PROBLEM TO WORK ON — Search the listing below for the word "future" and copy each line that holds it.

— begin RECORDS SHOWN —

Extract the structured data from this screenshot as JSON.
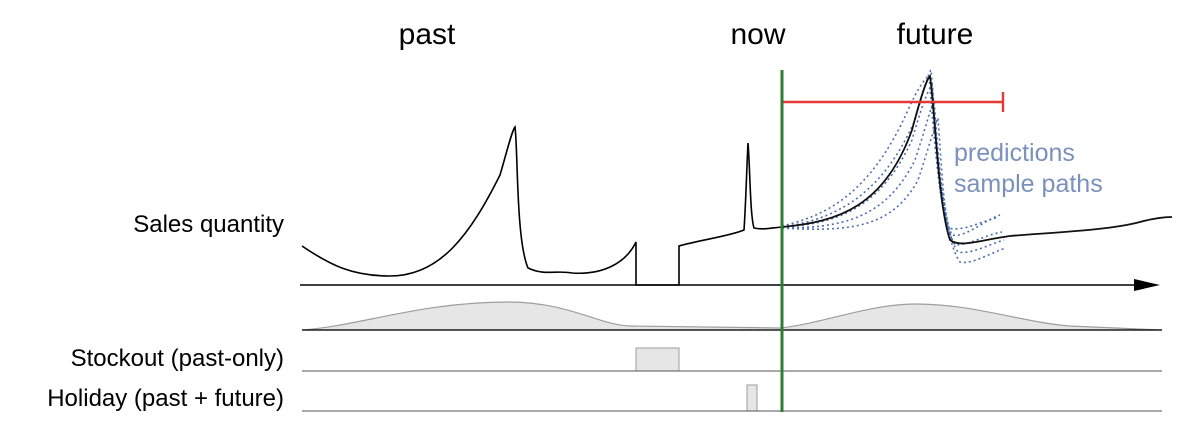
{
  "periods": {
    "past": "past",
    "now": "now",
    "future": "future"
  },
  "rows": {
    "sales": "Sales quantity",
    "stockout": "Stockout (past-only)",
    "holiday": "Holiday (past + future)"
  },
  "annotation": {
    "line1": "predictions",
    "line2": "sample paths"
  },
  "colors": {
    "now_line": "#2e7d32",
    "horizon": "#e53935",
    "sample_paths": "#4a6fb0",
    "annotation": "#7a91bd",
    "band_fill": "#e6e6e6",
    "band_stroke": "#9e9e9e"
  }
}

— end RECORDS SHOWN —

EXERCISE ANSWER —
    "future": "future"
    "holiday": "Holiday (past + future)"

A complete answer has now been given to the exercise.